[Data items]
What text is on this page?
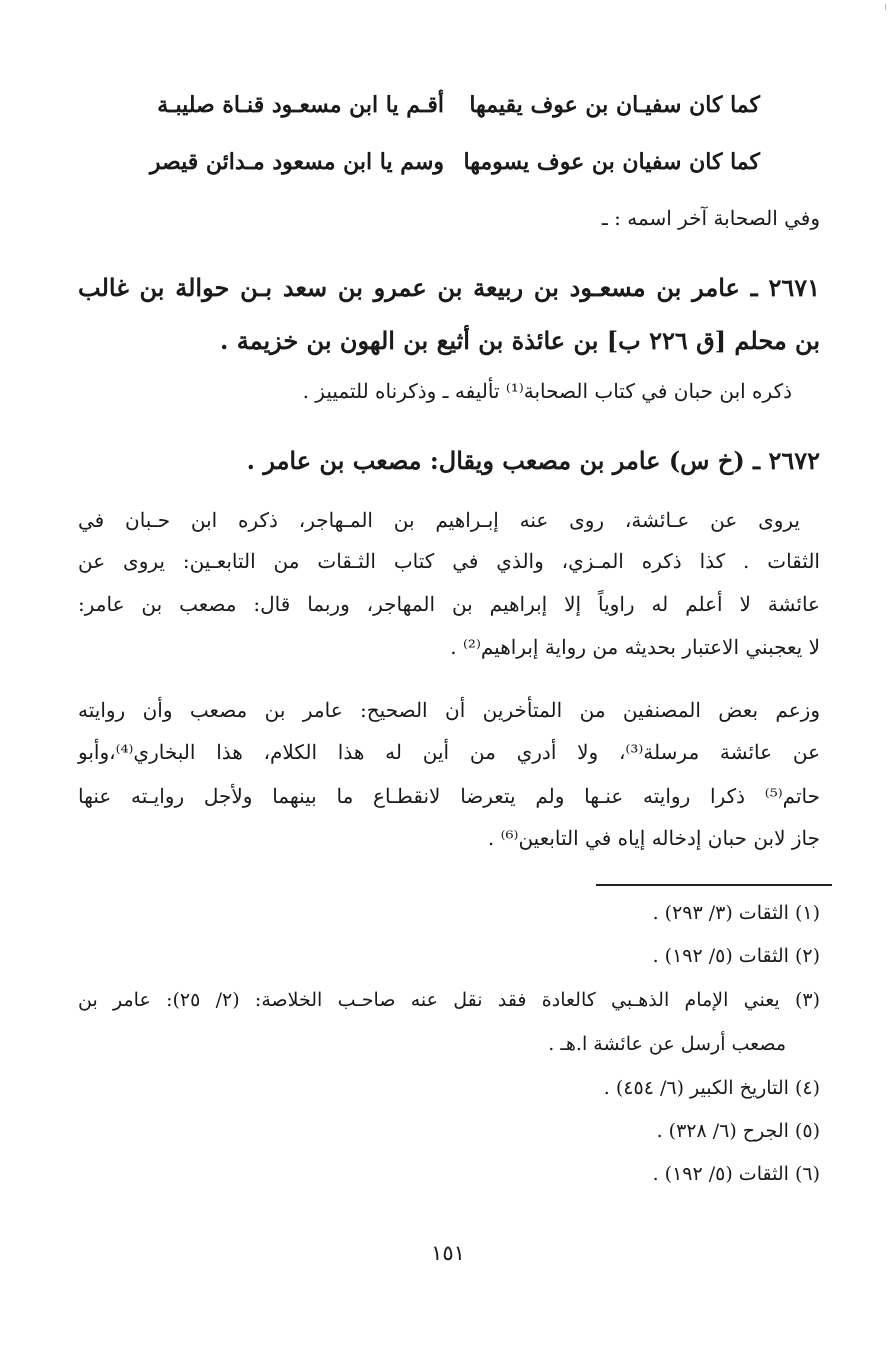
كما كان سفيـان بن عوف يقيمها
أقـم يا ابن مسعـود قنـاة صليبـة
كما كان سفيان بن عوف يسومها
وسم يا ابن مسعود مـدائن قيصر
وفي الصحابة آخر اسمه : ـ
٢٦٧١ ـ عامر بن مسعـود بن ربيعة بن عمرو بن سعد بـن حوالة بن غالب
بن محلم [ق ٢٢٦ ب] بن عائذة بن أثيع بن الهون بن خزيمة .
ذكره ابن حبان في كتاب الصحابة⁽¹⁾ تأليفه ـ وذكرناه للتمييز .
٢٦٧٢ ـ (خ س) عامر بن مصعب ويقال: مصعب بن عامر .
يروى عن عـائشة، روى عنه إبـراهيم بن المـهاجر، ذكره ابن حـبان في
الثقات . كذا ذكره المـزي، والذي في كتاب الثـقات من التابعـين: يروى عن
عائشة لا أعلم له راوياً إلا إبراهيم بن المهاجر، وربما قال: مصعب بن عامر:
لا يعجبني الاعتبار بحديثه من رواية إبراهيم⁽²⁾ .
وزعم بعض المصنفين من المتأخرين أن الصحيح: عامر بن مصعب وأن روايته
عن عائشة مرسلة⁽³⁾، ولا أدري من أين له هذا الكلام، هذا البخاري⁽⁴⁾،وأبو
حاتم⁽⁵⁾ ذكرا روايته عنـها ولم يتعرضا لانقطـاع ما بينهما ولأجل روايـته عنها
جاز لابن حبان إدخاله إياه في التابعين⁽⁶⁾ .
(١) الثقات (٣/ ٢٩٣) .
(٢) الثقات (٥/ ١٩٢) .
(٣) يعني الإمام الذهـبي كالعادة فقد نقل عنه صاحـب الخلاصة: (٢/ ٢٥): عامر بن
مصعب أرسل عن عائشة ا.هـ .
(٤) التاريخ الكبير (٦/ ٤٥٤) .
(٥) الجرح (٦/ ٣٢٨) .
(٦) الثقات (٥/ ١٩٢) .
١٥١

## What you will do
Restate the listing above word for word, and skip the pictures.

## Task answer
What text is on this page?
كما كان سفيـان بن عوف يقيمها
أقـم يا ابن مسعـود قنـاة صليبـة
كما كان سفيان بن عوف يسومها
وسم يا ابن مسعود مـدائن قيصر
وفي الصحابة آخر اسمه : ـ
٢٦٧١ ـ عامر بن مسعـود بن ربيعة بن عمرو بن سعد بـن حوالة بن غالب
بن محلم [ق ٢٢٦ ب] بن عائذة بن أثيع بن الهون بن خزيمة .
ذكره ابن حبان في كتاب الصحابة⁽¹⁾ تأليفه ـ وذكرناه للتمييز .
٢٦٧٢ ـ (خ س) عامر بن مصعب ويقال: مصعب بن عامر .
يروى عن عـائشة، روى عنه إبـراهيم بن المـهاجر، ذكره ابن حـبان في
الثقات . كذا ذكره المـزي، والذي في كتاب الثـقات من التابعـين: يروى عن
عائشة لا أعلم له راوياً إلا إبراهيم بن المهاجر، وربما قال: مصعب بن عامر:
لا يعجبني الاعتبار بحديثه من رواية إبراهيم⁽²⁾ .
وزعم بعض المصنفين من المتأخرين أن الصحيح: عامر بن مصعب وأن روايته
عن عائشة مرسلة⁽³⁾، ولا أدري من أين له هذا الكلام، هذا البخاري⁽⁴⁾،وأبو
حاتم⁽⁵⁾ ذكرا روايته عنـها ولم يتعرضا لانقطـاع ما بينهما ولأجل روايـته عنها
جاز لابن حبان إدخاله إياه في التابعين⁽⁶⁾ .
(١) الثقات (٣/ ٢٩٣) .
(٢) الثقات (٥/ ١٩٢) .
(٣) يعني الإمام الذهـبي كالعادة فقد نقل عنه صاحـب الخلاصة: (٢/ ٢٥): عامر بن
مصعب أرسل عن عائشة ا.هـ .
(٤) التاريخ الكبير (٦/ ٤٥٤) .
(٥) الجرح (٦/ ٣٢٨) .
(٦) الثقات (٥/ ١٩٢) .
١٥١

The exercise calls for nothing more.